Request: Transcribe the listing in full, excluding any pictures.

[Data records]
____

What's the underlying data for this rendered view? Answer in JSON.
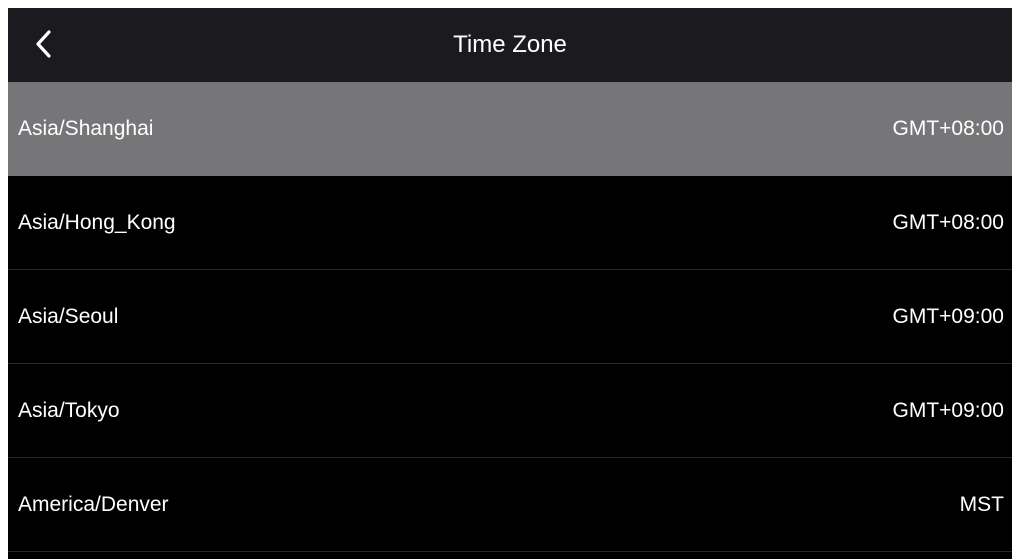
{
  "header": {
    "title": "Time Zone",
    "back_icon": "chevron-left-icon"
  },
  "colors": {
    "background": "#000000",
    "header_background": "#1b1b1f",
    "selected_row": "#767678",
    "text": "#ffffff",
    "divider": "#2a2a2a"
  },
  "timezones": [
    {
      "name": "Asia/Shanghai",
      "offset": "GMT+08:00",
      "selected": true
    },
    {
      "name": "Asia/Hong_Kong",
      "offset": "GMT+08:00",
      "selected": false
    },
    {
      "name": "Asia/Seoul",
      "offset": "GMT+09:00",
      "selected": false
    },
    {
      "name": "Asia/Tokyo",
      "offset": "GMT+09:00",
      "selected": false
    },
    {
      "name": "America/Denver",
      "offset": "MST",
      "selected": false
    }
  ]
}
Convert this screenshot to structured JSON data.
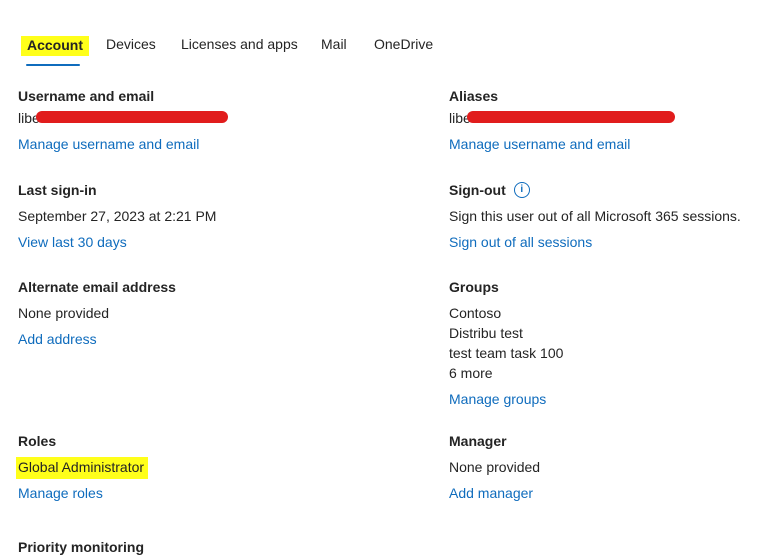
{
  "tabs": [
    {
      "label": "Account",
      "active": true
    },
    {
      "label": "Devices"
    },
    {
      "label": "Licenses and apps"
    },
    {
      "label": "Mail"
    },
    {
      "label": "OneDrive"
    }
  ],
  "colors": {
    "link": "#0f6cbd",
    "highlight": "#ffff1a",
    "redaction": "#e11c1c"
  },
  "username": {
    "label": "Username and email",
    "value_prefix": "libe",
    "link": "Manage username and email"
  },
  "aliases": {
    "label": "Aliases",
    "value_prefix": "libe",
    "link": "Manage username and email"
  },
  "last_signin": {
    "label": "Last sign-in",
    "value": "September 27, 2023 at 2:21 PM",
    "link": "View last 30 days"
  },
  "signout": {
    "label": "Sign-out",
    "icon": "info-icon",
    "value": "Sign this user out of all Microsoft 365 sessions.",
    "link": "Sign out of all sessions"
  },
  "alt_email": {
    "label": "Alternate email address",
    "value": "None provided",
    "link": "Add address"
  },
  "groups": {
    "label": "Groups",
    "items": [
      "Contoso",
      "Distribu test",
      "test team task 100",
      "6 more"
    ],
    "link": "Manage groups"
  },
  "roles": {
    "label": "Roles",
    "value": "Global Administrator",
    "link": "Manage roles"
  },
  "manager": {
    "label": "Manager",
    "value": "None provided",
    "link": "Add manager"
  },
  "priority": {
    "label": "Priority monitoring"
  }
}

____

Answer to this problem:
What's the underlying data for this rendered view? Answer in JSON.
{
  "header": {
    "title": "Time Zone",
    "back_icon": "chevron-left-icon"
  },
  "colors": {
    "background": "#000000",
    "header_background": "#1b1b1f",
    "selected_row": "#767678",
    "text": "#ffffff",
    "divider": "#2a2a2a"
  },
  "timezones": [
    {
      "name": "Asia/Shanghai",
      "offset": "GMT+08:00",
      "selected": true
    },
    {
      "name": "Asia/Hong_Kong",
      "offset": "GMT+08:00",
      "selected": false
    },
    {
      "name": "Asia/Seoul",
      "offset": "GMT+09:00",
      "selected": false
    },
    {
      "name": "Asia/Tokyo",
      "offset": "GMT+09:00",
      "selected": false
    },
    {
      "name": "America/Denver",
      "offset": "MST",
      "selected": false
    }
  ]
}
Convert this screenshot to structured JSON data.
{
  "tabs": [
    {
      "label": "Account",
      "active": true
    },
    {
      "label": "Devices"
    },
    {
      "label": "Licenses and apps"
    },
    {
      "label": "Mail"
    },
    {
      "label": "OneDrive"
    }
  ],
  "colors": {
    "link": "#0f6cbd",
    "highlight": "#ffff1a",
    "redaction": "#e11c1c"
  },
  "username": {
    "label": "Username and email",
    "value_prefix": "libe",
    "link": "Manage username and email"
  },
  "aliases": {
    "label": "Aliases",
    "value_prefix": "libe",
    "link": "Manage username and email"
  },
  "last_signin": {
    "label": "Last sign-in",
    "value": "September 27, 2023 at 2:21 PM",
    "link": "View last 30 days"
  },
  "signout": {
    "label": "Sign-out",
    "icon": "info-icon",
    "value": "Sign this user out of all Microsoft 365 sessions.",
    "link": "Sign out of all sessions"
  },
  "alt_email": {
    "label": "Alternate email address",
    "value": "None provided",
    "link": "Add address"
  },
  "groups": {
    "label": "Groups",
    "items": [
      "Contoso",
      "Distribu test",
      "test team task 100",
      "6 more"
    ],
    "link": "Manage groups"
  },
  "roles": {
    "label": "Roles",
    "value": "Global Administrator",
    "link": "Manage roles"
  },
  "manager": {
    "label": "Manager",
    "value": "None provided",
    "link": "Add manager"
  },
  "priority": {
    "label": "Priority monitoring"
  }
}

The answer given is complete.